### Set task
Read the records and gather each line that includes "likes".

>>>>

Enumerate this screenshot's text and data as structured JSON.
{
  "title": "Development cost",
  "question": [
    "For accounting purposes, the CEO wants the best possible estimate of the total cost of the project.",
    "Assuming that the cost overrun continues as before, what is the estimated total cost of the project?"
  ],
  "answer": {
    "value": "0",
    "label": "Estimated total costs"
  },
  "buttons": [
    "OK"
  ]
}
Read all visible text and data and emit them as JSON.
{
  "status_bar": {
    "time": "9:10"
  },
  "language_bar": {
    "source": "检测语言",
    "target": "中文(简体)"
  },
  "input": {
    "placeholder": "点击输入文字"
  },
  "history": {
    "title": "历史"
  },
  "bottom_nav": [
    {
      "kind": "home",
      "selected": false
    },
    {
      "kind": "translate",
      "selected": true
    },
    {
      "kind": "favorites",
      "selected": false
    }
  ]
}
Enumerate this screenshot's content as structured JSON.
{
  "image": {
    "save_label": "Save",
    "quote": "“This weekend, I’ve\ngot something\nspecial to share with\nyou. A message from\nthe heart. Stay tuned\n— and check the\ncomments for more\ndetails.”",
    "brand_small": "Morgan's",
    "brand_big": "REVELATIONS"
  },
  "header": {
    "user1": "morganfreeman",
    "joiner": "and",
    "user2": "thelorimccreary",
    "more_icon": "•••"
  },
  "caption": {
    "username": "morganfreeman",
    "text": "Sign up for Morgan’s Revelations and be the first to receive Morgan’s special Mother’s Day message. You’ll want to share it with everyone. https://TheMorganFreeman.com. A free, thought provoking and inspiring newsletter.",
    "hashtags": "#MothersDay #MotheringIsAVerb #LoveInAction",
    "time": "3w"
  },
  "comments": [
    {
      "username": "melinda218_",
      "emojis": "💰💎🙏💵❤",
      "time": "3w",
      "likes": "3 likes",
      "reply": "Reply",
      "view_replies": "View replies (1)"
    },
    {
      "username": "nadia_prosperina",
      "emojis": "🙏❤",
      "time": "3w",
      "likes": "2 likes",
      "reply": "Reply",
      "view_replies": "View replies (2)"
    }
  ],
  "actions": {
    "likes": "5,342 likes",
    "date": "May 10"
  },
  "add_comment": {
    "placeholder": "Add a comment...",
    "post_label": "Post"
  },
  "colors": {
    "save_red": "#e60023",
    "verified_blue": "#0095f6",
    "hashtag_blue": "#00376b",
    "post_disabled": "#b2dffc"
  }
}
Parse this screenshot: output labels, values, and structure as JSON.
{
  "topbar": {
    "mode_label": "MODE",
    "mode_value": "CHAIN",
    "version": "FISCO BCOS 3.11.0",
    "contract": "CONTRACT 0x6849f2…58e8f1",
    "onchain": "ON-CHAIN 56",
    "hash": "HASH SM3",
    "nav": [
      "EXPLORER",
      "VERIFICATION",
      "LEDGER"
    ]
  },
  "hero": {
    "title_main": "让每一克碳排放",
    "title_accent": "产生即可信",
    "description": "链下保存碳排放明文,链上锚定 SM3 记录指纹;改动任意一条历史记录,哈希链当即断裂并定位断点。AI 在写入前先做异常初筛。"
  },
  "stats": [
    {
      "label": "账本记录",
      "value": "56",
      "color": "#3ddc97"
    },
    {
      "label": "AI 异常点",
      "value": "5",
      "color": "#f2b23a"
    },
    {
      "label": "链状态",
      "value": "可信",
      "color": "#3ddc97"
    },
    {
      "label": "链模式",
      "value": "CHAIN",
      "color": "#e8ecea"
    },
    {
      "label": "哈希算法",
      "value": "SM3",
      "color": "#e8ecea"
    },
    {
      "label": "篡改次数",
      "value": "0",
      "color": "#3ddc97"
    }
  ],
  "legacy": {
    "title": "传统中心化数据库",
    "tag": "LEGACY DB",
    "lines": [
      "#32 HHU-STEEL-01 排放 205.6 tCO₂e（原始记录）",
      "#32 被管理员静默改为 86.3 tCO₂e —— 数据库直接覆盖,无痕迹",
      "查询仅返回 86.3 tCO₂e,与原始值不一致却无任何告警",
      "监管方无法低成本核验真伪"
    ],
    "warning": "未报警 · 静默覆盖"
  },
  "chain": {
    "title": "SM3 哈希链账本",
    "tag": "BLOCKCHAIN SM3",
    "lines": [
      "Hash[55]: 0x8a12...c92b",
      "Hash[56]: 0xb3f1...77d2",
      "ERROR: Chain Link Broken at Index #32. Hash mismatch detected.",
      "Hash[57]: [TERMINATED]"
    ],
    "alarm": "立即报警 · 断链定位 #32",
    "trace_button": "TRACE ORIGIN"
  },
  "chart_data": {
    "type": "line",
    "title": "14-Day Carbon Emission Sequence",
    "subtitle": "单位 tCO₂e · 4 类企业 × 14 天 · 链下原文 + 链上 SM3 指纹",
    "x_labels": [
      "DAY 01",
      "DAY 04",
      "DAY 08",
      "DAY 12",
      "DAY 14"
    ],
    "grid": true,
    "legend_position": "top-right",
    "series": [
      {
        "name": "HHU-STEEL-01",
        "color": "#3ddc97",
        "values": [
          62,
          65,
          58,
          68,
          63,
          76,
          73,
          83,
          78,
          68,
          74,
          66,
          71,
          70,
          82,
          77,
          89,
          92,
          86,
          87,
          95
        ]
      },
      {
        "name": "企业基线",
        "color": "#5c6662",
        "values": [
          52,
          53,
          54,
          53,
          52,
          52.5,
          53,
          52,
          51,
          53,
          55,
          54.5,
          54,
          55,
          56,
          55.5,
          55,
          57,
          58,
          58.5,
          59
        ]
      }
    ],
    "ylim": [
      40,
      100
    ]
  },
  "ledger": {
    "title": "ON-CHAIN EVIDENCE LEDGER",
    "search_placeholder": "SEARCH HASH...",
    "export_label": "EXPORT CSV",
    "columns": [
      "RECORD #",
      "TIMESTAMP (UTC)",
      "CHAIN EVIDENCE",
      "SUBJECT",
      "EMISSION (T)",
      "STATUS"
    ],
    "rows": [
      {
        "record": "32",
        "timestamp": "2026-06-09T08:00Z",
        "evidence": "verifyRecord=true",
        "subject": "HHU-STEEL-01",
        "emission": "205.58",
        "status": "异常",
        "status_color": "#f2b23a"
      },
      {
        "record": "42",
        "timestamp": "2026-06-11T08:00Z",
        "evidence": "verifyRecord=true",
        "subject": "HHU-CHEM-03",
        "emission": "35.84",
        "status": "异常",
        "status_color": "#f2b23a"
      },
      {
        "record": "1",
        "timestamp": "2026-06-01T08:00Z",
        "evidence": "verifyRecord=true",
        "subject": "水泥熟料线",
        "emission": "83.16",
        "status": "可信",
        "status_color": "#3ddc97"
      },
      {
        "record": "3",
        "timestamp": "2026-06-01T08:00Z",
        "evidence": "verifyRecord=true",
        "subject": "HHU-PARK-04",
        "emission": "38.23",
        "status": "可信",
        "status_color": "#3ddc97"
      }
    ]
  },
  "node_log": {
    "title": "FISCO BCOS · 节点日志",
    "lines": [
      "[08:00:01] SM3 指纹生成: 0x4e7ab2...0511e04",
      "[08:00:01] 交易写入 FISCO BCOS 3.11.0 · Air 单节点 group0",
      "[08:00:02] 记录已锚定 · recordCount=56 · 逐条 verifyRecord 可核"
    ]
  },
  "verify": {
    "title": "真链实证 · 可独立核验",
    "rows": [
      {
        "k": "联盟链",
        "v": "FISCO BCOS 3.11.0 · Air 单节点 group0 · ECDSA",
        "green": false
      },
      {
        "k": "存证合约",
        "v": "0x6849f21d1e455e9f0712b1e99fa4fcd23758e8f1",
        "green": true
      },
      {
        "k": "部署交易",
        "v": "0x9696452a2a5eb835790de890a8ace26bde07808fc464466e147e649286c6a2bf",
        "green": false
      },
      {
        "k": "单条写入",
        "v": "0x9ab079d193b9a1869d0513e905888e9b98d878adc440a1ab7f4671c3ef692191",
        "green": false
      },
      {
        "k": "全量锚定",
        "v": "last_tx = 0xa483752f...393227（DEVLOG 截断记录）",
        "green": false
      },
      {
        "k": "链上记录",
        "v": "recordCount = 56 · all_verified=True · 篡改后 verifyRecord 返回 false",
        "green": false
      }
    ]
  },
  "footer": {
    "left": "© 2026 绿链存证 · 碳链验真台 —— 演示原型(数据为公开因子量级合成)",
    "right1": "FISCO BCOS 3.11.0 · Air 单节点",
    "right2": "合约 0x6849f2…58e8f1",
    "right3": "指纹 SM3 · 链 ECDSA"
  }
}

<<<<

### The reply
      "likes": "3 likes",
      "likes": "2 likes",
    "likes": "5,342 likes",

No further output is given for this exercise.